From the listing below, extract each line containing the string "PHBD".

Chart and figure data
• • • • • • •
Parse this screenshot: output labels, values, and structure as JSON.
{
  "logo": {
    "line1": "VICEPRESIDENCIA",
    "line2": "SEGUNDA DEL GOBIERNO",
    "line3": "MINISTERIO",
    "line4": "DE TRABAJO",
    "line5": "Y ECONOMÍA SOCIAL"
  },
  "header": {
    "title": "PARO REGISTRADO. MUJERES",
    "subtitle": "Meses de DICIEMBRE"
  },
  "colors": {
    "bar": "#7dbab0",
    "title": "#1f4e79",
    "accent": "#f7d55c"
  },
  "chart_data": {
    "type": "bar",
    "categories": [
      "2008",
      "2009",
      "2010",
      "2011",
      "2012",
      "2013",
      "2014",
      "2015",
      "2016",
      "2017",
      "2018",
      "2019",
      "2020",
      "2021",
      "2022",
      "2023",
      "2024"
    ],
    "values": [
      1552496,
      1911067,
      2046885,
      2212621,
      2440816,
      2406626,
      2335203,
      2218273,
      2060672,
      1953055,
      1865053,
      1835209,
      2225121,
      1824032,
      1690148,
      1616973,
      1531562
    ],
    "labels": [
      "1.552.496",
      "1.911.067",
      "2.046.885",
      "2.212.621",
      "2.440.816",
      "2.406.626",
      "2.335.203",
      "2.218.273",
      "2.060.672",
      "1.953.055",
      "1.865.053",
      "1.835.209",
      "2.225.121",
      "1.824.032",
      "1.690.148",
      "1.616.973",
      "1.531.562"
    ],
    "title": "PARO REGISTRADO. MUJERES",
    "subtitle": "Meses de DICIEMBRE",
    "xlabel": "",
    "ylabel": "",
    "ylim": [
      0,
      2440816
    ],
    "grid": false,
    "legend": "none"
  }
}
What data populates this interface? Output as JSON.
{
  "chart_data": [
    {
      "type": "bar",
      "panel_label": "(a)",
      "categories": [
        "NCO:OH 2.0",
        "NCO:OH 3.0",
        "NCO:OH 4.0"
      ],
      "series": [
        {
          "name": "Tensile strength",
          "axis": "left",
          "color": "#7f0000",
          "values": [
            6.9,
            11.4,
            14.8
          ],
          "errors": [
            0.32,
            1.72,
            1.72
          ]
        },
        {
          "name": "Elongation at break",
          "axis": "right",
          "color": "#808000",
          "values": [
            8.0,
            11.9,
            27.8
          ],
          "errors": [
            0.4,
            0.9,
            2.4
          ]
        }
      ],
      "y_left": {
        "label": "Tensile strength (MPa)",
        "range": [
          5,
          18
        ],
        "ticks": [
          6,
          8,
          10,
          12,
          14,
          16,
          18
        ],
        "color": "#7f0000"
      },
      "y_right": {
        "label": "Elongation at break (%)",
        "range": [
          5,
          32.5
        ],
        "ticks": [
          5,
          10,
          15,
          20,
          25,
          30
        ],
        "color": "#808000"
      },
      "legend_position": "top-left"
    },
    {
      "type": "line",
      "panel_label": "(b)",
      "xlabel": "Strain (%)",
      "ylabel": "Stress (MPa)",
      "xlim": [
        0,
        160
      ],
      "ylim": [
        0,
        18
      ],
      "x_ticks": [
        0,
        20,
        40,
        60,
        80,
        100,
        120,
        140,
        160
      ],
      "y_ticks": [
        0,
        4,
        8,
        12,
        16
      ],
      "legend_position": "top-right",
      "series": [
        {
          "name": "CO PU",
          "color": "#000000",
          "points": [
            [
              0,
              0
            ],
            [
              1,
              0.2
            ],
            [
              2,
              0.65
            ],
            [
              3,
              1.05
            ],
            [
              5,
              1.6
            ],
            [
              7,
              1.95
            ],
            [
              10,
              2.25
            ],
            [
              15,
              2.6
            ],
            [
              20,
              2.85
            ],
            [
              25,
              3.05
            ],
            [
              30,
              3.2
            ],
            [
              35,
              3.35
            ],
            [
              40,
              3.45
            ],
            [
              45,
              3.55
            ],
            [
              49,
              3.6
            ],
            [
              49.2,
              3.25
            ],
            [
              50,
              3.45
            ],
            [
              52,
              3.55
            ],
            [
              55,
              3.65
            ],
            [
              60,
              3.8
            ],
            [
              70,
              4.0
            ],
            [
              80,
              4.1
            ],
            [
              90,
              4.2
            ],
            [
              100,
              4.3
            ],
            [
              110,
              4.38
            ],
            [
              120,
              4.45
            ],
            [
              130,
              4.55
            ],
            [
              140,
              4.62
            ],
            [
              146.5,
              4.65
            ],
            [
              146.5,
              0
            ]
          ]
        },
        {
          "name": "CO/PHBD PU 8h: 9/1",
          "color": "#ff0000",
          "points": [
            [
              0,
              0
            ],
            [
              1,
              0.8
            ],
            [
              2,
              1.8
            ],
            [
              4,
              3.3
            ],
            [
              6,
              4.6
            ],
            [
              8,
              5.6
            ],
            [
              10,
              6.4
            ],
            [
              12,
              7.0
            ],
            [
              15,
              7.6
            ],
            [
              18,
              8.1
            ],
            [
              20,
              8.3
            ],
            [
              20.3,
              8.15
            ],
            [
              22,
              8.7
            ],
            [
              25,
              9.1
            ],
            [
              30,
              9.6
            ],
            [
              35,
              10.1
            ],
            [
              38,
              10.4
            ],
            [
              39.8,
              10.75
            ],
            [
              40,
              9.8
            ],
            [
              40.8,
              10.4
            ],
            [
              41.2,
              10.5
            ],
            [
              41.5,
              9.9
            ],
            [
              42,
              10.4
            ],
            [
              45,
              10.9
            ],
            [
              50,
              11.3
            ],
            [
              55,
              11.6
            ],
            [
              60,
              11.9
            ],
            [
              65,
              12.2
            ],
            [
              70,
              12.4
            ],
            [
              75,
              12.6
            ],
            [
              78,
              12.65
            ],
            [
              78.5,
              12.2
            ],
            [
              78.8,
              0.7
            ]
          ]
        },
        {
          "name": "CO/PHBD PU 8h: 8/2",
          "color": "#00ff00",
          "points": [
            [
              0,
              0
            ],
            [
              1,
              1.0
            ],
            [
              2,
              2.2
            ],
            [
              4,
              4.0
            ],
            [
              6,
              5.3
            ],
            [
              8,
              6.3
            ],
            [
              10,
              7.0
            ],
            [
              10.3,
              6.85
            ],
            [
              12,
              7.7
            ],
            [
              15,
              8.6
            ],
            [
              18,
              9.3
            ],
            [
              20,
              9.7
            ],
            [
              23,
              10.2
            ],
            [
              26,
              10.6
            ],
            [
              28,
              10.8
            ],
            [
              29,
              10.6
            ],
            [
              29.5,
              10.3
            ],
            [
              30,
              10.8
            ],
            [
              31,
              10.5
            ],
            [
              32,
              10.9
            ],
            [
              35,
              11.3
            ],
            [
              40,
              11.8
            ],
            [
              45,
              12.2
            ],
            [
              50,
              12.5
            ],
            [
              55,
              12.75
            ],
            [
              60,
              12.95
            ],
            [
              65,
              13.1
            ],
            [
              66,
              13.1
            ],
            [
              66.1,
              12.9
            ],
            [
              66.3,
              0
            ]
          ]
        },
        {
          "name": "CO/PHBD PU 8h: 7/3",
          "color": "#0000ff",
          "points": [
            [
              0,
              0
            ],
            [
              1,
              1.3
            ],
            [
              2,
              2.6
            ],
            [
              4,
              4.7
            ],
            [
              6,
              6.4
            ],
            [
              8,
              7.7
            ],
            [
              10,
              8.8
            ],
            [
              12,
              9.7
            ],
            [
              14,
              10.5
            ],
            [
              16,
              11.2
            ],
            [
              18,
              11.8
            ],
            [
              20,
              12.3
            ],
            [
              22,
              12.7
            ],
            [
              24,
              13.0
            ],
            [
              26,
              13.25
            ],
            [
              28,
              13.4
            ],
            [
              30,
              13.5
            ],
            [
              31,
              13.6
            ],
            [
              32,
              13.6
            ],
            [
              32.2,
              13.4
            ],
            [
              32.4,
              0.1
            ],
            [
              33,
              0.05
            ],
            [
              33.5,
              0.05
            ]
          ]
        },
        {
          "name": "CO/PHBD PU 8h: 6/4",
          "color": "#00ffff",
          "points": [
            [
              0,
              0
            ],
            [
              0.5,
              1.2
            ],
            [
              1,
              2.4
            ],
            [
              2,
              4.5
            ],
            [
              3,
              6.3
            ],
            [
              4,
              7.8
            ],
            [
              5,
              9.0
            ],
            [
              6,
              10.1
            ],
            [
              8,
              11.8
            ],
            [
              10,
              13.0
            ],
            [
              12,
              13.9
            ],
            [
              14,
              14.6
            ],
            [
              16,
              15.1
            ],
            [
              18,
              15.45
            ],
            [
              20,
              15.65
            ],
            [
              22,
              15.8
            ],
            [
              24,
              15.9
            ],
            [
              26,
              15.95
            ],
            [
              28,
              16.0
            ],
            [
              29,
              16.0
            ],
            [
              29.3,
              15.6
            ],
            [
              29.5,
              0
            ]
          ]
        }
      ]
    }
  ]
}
• • • • • • •
Result for this exercise ::
          "name": "CO/PHBD PU 8h: 9/1",
          "name": "CO/PHBD PU 8h: 8/2",
          "name": "CO/PHBD PU 8h: 7/3",
          "name": "CO/PHBD PU 8h: 6/4",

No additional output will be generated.